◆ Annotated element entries

%%

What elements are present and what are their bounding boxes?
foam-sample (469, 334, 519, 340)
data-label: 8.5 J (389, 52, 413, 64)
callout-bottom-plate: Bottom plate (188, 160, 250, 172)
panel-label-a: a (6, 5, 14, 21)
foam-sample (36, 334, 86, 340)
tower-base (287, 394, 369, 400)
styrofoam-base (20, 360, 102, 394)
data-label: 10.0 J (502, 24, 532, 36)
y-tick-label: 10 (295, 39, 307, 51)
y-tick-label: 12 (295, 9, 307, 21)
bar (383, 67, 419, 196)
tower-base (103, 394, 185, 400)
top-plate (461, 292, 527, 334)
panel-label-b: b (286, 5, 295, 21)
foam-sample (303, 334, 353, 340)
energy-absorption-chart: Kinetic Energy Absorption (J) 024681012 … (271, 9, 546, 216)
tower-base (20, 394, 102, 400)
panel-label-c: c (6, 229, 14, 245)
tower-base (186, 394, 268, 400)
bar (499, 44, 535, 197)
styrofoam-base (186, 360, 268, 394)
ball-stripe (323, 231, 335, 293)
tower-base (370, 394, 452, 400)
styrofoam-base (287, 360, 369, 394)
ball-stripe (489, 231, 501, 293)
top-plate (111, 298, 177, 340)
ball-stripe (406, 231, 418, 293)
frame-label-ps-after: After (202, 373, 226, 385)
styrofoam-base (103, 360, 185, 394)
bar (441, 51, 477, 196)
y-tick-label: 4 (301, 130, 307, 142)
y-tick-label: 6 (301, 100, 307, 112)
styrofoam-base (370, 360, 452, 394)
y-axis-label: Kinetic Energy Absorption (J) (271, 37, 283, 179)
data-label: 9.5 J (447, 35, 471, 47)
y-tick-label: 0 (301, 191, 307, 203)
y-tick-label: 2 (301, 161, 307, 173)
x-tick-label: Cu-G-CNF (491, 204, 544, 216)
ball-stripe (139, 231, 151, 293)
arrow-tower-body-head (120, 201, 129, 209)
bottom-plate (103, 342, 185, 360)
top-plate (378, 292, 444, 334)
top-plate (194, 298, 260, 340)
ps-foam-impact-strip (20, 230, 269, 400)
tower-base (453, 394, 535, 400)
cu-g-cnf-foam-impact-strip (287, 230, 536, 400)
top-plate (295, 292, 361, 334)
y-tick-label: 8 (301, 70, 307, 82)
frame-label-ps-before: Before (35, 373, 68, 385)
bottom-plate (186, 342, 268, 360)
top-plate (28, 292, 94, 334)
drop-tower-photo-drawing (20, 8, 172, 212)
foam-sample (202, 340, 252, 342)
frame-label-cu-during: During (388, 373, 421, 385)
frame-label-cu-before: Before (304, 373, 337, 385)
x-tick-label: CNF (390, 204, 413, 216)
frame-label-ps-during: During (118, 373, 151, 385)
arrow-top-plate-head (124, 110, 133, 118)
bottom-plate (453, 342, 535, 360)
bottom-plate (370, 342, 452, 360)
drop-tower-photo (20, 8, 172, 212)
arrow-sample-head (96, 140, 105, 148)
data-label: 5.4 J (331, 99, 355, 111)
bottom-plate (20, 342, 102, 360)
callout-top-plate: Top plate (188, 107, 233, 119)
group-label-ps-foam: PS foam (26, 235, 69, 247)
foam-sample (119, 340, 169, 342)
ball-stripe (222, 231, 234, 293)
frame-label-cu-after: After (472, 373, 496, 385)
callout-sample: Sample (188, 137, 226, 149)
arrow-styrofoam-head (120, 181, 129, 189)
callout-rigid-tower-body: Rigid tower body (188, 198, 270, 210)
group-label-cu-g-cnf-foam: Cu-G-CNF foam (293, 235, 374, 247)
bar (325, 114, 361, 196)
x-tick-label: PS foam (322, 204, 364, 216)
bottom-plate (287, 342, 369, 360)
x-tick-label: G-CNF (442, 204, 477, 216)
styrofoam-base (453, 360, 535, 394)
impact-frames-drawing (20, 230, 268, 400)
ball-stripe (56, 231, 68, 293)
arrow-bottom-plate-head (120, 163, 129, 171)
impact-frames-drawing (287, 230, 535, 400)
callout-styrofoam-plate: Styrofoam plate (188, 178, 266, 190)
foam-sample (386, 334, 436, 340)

%%

◆ Task requirements
Write out every line of the records above with no changes.

◆ Answer to this task
What elements are present and what are their bounding boxes?
foam-sample (469, 334, 519, 340)
data-label: 8.5 J (389, 52, 413, 64)
callout-bottom-plate: Bottom plate (188, 160, 250, 172)
panel-label-a: a (6, 5, 14, 21)
foam-sample (36, 334, 86, 340)
tower-base (287, 394, 369, 400)
styrofoam-base (20, 360, 102, 394)
data-label: 10.0 J (502, 24, 532, 36)
y-tick-label: 10 (295, 39, 307, 51)
y-tick-label: 12 (295, 9, 307, 21)
bar (383, 67, 419, 196)
tower-base (103, 394, 185, 400)
top-plate (461, 292, 527, 334)
panel-label-b: b (286, 5, 295, 21)
foam-sample (303, 334, 353, 340)
energy-absorption-chart: Kinetic Energy Absorption (J) 024681012 … (271, 9, 546, 216)
tower-base (20, 394, 102, 400)
panel-label-c: c (6, 229, 14, 245)
tower-base (186, 394, 268, 400)
bar (499, 44, 535, 197)
styrofoam-base (186, 360, 268, 394)
ball-stripe (323, 231, 335, 293)
tower-base (370, 394, 452, 400)
styrofoam-base (287, 360, 369, 394)
ball-stripe (489, 231, 501, 293)
top-plate (111, 298, 177, 340)
ball-stripe (406, 231, 418, 293)
frame-label-ps-after: After (202, 373, 226, 385)
styrofoam-base (103, 360, 185, 394)
bar (441, 51, 477, 196)
y-tick-label: 4 (301, 130, 307, 142)
y-tick-label: 6 (301, 100, 307, 112)
styrofoam-base (370, 360, 452, 394)
y-axis-label: Kinetic Energy Absorption (J) (271, 37, 283, 179)
data-label: 9.5 J (447, 35, 471, 47)
y-tick-label: 0 (301, 191, 307, 203)
y-tick-label: 2 (301, 161, 307, 173)
x-tick-label: Cu-G-CNF (491, 204, 544, 216)
ball-stripe (139, 231, 151, 293)
arrow-tower-body-head (120, 201, 129, 209)
bottom-plate (103, 342, 185, 360)
top-plate (378, 292, 444, 334)
top-plate (194, 298, 260, 340)
ps-foam-impact-strip (20, 230, 269, 400)
tower-base (453, 394, 535, 400)
cu-g-cnf-foam-impact-strip (287, 230, 536, 400)
top-plate (295, 292, 361, 334)
y-tick-label: 8 (301, 70, 307, 82)
frame-label-ps-before: Before (35, 373, 68, 385)
bottom-plate (186, 342, 268, 360)
top-plate (28, 292, 94, 334)
drop-tower-photo-drawing (20, 8, 172, 212)
foam-sample (202, 340, 252, 342)
frame-label-cu-during: During (388, 373, 421, 385)
frame-label-cu-before: Before (304, 373, 337, 385)
x-tick-label: CNF (390, 204, 413, 216)
frame-label-ps-during: During (118, 373, 151, 385)
arrow-top-plate-head (124, 110, 133, 118)
bottom-plate (453, 342, 535, 360)
bottom-plate (370, 342, 452, 360)
drop-tower-photo (20, 8, 172, 212)
arrow-sample-head (96, 140, 105, 148)
data-label: 5.4 J (331, 99, 355, 111)
bottom-plate (20, 342, 102, 360)
callout-top-plate: Top plate (188, 107, 233, 119)
group-label-ps-foam: PS foam (26, 235, 69, 247)
foam-sample (119, 340, 169, 342)
ball-stripe (222, 231, 234, 293)
frame-label-cu-after: After (472, 373, 496, 385)
callout-sample: Sample (188, 137, 226, 149)
arrow-styrofoam-head (120, 181, 129, 189)
callout-rigid-tower-body: Rigid tower body (188, 198, 270, 210)
group-label-cu-g-cnf-foam: Cu-G-CNF foam (293, 235, 374, 247)
bar (325, 114, 361, 196)
x-tick-label: PS foam (322, 204, 364, 216)
bottom-plate (287, 342, 369, 360)
x-tick-label: G-CNF (442, 204, 477, 216)
styrofoam-base (453, 360, 535, 394)
impact-frames-drawing (20, 230, 268, 400)
ball-stripe (56, 231, 68, 293)
arrow-bottom-plate-head (120, 163, 129, 171)
impact-frames-drawing (287, 230, 535, 400)
callout-styrofoam-plate: Styrofoam plate (188, 178, 266, 190)
foam-sample (386, 334, 436, 340)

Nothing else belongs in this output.